**Supplied material**
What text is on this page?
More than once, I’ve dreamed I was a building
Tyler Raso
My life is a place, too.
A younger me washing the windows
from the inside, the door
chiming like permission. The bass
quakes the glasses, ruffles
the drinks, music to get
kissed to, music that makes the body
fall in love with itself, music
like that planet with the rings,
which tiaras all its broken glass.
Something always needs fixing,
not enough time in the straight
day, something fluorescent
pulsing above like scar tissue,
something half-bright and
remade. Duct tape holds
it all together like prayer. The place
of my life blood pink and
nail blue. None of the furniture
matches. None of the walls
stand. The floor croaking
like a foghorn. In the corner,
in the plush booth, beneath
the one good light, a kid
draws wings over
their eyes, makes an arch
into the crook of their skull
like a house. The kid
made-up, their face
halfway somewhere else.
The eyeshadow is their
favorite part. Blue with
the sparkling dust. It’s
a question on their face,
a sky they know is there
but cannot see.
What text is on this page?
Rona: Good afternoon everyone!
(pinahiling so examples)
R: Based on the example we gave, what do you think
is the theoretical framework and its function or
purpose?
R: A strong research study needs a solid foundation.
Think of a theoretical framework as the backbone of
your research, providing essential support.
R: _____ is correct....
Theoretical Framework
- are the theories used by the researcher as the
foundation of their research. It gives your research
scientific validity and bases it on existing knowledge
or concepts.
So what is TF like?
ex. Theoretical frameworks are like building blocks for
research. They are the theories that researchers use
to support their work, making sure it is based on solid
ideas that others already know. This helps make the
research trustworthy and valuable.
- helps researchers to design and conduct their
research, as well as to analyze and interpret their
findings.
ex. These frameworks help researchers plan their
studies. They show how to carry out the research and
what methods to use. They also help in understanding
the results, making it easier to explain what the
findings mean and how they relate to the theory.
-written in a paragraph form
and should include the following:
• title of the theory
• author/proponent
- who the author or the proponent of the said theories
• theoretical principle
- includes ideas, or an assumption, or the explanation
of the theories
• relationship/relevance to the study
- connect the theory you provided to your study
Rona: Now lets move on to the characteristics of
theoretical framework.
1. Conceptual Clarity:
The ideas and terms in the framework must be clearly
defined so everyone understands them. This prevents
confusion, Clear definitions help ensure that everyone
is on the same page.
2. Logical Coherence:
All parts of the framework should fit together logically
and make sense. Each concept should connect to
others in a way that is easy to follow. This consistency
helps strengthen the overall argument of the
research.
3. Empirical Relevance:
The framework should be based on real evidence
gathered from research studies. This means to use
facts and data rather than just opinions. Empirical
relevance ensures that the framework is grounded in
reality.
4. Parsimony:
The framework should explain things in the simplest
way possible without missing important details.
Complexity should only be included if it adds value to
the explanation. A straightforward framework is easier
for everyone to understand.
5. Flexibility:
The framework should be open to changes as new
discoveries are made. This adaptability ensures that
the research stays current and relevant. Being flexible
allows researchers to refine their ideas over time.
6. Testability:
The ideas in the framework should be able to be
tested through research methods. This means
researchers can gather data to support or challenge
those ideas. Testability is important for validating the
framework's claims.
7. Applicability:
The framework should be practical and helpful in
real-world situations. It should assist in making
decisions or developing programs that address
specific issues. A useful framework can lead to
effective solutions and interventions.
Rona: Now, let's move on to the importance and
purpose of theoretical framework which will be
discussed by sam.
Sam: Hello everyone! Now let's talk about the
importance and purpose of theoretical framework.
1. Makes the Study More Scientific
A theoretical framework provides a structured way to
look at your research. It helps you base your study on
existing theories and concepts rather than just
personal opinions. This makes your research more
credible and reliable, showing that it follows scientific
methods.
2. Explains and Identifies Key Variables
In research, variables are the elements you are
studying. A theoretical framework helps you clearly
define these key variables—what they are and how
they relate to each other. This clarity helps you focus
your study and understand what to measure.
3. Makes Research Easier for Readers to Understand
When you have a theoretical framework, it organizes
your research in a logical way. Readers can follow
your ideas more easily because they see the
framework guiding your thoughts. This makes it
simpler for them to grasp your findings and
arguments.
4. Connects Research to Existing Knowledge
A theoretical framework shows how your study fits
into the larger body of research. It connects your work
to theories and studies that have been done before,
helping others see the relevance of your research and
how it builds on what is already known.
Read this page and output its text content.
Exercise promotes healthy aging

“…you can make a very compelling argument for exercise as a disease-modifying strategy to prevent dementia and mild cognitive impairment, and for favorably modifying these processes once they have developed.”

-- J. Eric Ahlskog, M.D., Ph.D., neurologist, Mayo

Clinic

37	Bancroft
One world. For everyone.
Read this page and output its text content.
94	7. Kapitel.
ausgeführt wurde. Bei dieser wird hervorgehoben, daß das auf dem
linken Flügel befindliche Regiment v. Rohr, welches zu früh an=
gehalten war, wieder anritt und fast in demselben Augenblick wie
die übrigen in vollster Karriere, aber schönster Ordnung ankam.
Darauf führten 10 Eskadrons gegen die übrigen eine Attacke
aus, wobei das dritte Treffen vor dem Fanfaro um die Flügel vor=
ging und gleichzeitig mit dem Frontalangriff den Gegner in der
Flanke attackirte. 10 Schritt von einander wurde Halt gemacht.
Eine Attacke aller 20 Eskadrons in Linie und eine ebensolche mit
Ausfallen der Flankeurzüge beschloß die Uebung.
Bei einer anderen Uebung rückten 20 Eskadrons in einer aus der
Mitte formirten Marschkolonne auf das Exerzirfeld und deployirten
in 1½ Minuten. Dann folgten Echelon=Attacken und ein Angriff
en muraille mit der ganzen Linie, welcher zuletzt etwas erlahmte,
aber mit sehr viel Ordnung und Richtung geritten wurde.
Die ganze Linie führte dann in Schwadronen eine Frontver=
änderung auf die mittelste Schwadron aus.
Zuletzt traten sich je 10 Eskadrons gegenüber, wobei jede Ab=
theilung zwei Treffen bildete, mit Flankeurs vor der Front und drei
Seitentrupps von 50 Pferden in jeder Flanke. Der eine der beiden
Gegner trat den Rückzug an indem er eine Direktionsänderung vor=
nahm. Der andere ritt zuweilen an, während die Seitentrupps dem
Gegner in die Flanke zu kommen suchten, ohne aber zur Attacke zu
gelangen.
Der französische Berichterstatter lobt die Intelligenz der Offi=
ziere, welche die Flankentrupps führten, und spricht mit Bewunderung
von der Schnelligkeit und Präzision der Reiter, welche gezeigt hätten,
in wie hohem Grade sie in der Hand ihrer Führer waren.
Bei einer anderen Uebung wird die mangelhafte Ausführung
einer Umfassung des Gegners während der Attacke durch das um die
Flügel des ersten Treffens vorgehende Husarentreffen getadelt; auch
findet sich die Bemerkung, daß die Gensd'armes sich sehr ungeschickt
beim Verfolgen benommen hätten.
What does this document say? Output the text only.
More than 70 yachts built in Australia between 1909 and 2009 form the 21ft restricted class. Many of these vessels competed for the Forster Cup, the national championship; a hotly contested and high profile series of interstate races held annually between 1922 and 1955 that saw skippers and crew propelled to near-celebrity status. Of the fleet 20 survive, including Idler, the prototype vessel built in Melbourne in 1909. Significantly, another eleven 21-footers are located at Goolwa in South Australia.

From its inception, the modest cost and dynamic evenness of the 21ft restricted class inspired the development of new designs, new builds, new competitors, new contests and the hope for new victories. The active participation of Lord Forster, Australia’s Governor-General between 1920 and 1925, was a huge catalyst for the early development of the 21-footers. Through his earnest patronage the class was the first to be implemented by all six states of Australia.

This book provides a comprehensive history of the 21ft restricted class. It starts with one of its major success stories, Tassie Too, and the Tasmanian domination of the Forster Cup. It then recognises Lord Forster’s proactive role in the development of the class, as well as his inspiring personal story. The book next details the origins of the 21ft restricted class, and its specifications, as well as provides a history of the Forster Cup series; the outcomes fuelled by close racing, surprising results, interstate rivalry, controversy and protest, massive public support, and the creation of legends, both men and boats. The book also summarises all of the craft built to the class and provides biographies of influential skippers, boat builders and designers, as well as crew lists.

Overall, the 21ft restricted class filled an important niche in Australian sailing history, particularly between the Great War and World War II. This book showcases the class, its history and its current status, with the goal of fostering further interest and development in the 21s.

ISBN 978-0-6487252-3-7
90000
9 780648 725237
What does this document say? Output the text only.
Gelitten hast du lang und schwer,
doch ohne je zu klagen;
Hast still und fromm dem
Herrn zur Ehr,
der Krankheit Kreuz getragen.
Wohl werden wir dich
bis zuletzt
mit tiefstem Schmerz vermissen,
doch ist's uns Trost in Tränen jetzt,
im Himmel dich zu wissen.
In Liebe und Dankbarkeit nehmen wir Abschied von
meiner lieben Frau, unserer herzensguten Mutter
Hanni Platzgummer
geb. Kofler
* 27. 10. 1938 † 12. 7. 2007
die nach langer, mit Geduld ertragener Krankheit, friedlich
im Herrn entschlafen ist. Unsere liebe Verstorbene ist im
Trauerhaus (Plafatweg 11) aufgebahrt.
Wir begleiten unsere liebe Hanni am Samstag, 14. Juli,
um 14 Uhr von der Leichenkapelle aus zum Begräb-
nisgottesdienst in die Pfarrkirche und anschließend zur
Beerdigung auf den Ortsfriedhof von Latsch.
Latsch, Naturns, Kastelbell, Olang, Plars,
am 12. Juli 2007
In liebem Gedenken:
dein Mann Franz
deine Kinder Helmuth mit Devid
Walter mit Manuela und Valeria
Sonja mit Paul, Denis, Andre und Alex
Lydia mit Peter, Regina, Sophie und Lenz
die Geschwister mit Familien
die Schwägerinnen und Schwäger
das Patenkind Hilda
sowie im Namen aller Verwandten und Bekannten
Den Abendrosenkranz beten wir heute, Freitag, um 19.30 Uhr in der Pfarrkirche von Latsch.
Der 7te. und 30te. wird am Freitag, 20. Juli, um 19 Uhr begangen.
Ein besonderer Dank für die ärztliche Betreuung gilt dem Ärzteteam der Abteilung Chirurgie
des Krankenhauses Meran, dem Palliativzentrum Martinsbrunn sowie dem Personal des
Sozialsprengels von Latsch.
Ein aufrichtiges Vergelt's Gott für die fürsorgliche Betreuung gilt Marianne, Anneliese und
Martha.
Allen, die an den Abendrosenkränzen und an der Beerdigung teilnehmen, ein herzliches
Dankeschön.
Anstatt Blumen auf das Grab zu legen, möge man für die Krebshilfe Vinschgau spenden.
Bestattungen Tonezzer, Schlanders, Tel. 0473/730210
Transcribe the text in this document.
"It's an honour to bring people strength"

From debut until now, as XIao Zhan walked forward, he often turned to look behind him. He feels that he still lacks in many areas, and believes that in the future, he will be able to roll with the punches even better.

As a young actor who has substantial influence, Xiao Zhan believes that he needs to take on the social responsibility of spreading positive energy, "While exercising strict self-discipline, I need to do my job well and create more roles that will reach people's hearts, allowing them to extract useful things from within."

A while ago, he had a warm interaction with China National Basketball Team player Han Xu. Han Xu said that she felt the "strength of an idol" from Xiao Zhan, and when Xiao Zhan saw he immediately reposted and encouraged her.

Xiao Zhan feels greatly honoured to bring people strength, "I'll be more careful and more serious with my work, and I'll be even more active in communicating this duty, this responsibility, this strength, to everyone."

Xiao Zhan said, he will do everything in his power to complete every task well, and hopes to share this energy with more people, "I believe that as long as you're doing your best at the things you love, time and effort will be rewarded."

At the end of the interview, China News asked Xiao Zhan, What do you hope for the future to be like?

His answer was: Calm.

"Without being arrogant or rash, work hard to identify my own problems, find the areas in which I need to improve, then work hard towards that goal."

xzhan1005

**Exercise goal**
All lines above with "will" in them should be returned.

**Response for this exercise**
purpose of theoretical framework which will be
From debut until now, as XIao Zhan walked forward, he often turned to look behind him. He feels that he still lacks in many areas, and believes that in the future, he will be able to roll with the punches even better.
As a young actor who has substantial influence, Xiao Zhan believes that he needs to take on the social responsibility of spreading positive energy, "While exercising strict self-discipline, I need to do my job well and create more roles that will reach people's hearts, allowing them to extract useful things from within."
Xiao Zhan said, he will do everything in his power to complete every task well, and hopes to share this energy with more people, "I believe that as long as you're doing your best at the things you love, time and effort will be rewarded."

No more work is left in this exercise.